** Begin **
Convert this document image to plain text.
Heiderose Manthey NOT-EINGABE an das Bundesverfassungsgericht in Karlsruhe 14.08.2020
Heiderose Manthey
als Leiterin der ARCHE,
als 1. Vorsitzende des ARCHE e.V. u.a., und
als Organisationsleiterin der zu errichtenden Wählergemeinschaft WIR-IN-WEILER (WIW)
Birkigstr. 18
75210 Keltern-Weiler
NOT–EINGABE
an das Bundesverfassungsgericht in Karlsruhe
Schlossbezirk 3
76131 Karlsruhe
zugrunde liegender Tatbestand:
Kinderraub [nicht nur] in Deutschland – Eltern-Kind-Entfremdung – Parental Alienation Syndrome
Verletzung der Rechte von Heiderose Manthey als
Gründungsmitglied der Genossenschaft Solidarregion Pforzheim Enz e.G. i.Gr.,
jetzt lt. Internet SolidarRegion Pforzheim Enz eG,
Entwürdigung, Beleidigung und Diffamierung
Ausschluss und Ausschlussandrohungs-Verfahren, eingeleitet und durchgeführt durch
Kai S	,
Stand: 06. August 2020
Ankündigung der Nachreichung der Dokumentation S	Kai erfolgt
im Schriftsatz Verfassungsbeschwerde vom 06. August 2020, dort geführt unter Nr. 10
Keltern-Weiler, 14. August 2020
** End **
*Task details*. Using the data above, output each line exactly.

*Task result*.
Convert this document image to plain text.
Heiderose Manthey NOT-EINGABE an das Bundesverfassungsgericht in Karlsruhe 14.08.2020
Heiderose Manthey
als Leiterin der ARCHE,
als 1. Vorsitzende des ARCHE e.V. u.a., und
als Organisationsleiterin der zu errichtenden Wählergemeinschaft WIR-IN-WEILER (WIW)
Birkigstr. 18
75210 Keltern-Weiler
NOT–EINGABE
an das Bundesverfassungsgericht in Karlsruhe
Schlossbezirk 3
76131 Karlsruhe
zugrunde liegender Tatbestand:
Kinderraub [nicht nur] in Deutschland – Eltern-Kind-Entfremdung – Parental Alienation Syndrome
Verletzung der Rechte von Heiderose Manthey als
Gründungsmitglied der Genossenschaft Solidarregion Pforzheim Enz e.G. i.Gr.,
jetzt lt. Internet SolidarRegion Pforzheim Enz eG,
Entwürdigung, Beleidigung und Diffamierung
Ausschluss und Ausschlussandrohungs-Verfahren, eingeleitet und durchgeführt durch
Kai S	,
Stand: 06. August 2020
Ankündigung der Nachreichung der Dokumentation S	Kai erfolgt
im Schriftsatz Verfassungsbeschwerde vom 06. August 2020, dort geführt unter Nr. 10
Keltern-Weiler, 14. August 2020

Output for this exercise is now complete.